[Rows from a dataset]
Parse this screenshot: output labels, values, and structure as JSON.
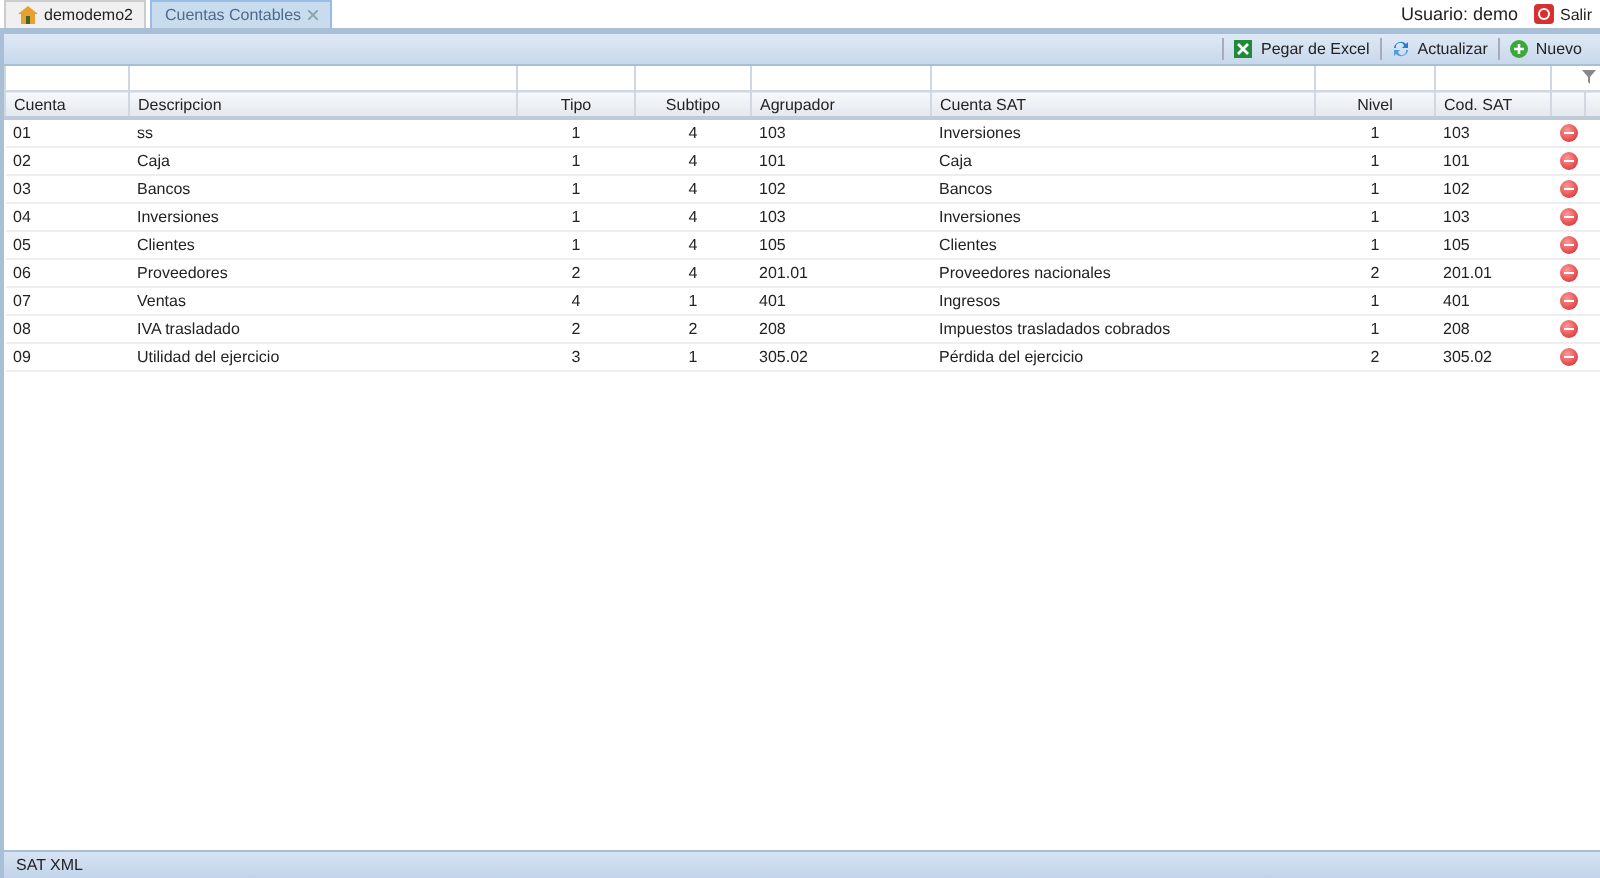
{
  "tabs": [
    {
      "label": "demodemo2",
      "kind": "home",
      "selected": false
    },
    {
      "label": "Cuentas Contables",
      "kind": "closable",
      "selected": true
    }
  ],
  "user": {
    "label": "Usuario: demo",
    "logout": "Salir"
  },
  "toolbar": [
    {
      "label": "Pegar de Excel",
      "kind": "excel"
    },
    {
      "label": "Actualizar",
      "kind": "refresh"
    },
    {
      "label": "Nuevo",
      "kind": "add"
    }
  ],
  "table": {
    "columns": [
      "Cuenta",
      "Descripcion",
      "Tipo",
      "Subtipo",
      "Agrupador",
      "Cuenta SAT",
      "Nivel",
      "Cod. SAT"
    ],
    "rows": [
      [
        "01",
        "ss",
        "1",
        "4",
        "103",
        "Inversiones",
        "1",
        "103"
      ],
      [
        "02",
        "Caja",
        "1",
        "4",
        "101",
        "Caja",
        "1",
        "101"
      ],
      [
        "03",
        "Bancos",
        "1",
        "4",
        "102",
        "Bancos",
        "1",
        "102"
      ],
      [
        "04",
        "Inversiones",
        "1",
        "4",
        "103",
        "Inversiones",
        "1",
        "103"
      ],
      [
        "05",
        "Clientes",
        "1",
        "4",
        "105",
        "Clientes",
        "1",
        "105"
      ],
      [
        "06",
        "Proveedores",
        "2",
        "4",
        "201.01",
        "Proveedores nacionales",
        "2",
        "201.01"
      ],
      [
        "07",
        "Ventas",
        "4",
        "1",
        "401",
        "Ingresos",
        "1",
        "401"
      ],
      [
        "08",
        "IVA trasladado",
        "2",
        "2",
        "208",
        "Impuestos trasladados cobrados",
        "1",
        "208"
      ],
      [
        "09",
        "Utilidad del ejercicio",
        "3",
        "1",
        "305.02",
        "Pérdida del ejercicio",
        "2",
        "305.02"
      ]
    ]
  },
  "status_bar": "SAT XML"
}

- [What to do] Show all lines from the listing above in which "ejercicio" appears.

- [Written answer]
        "Utilidad del ejercicio",
        "Pérdida del ejercicio",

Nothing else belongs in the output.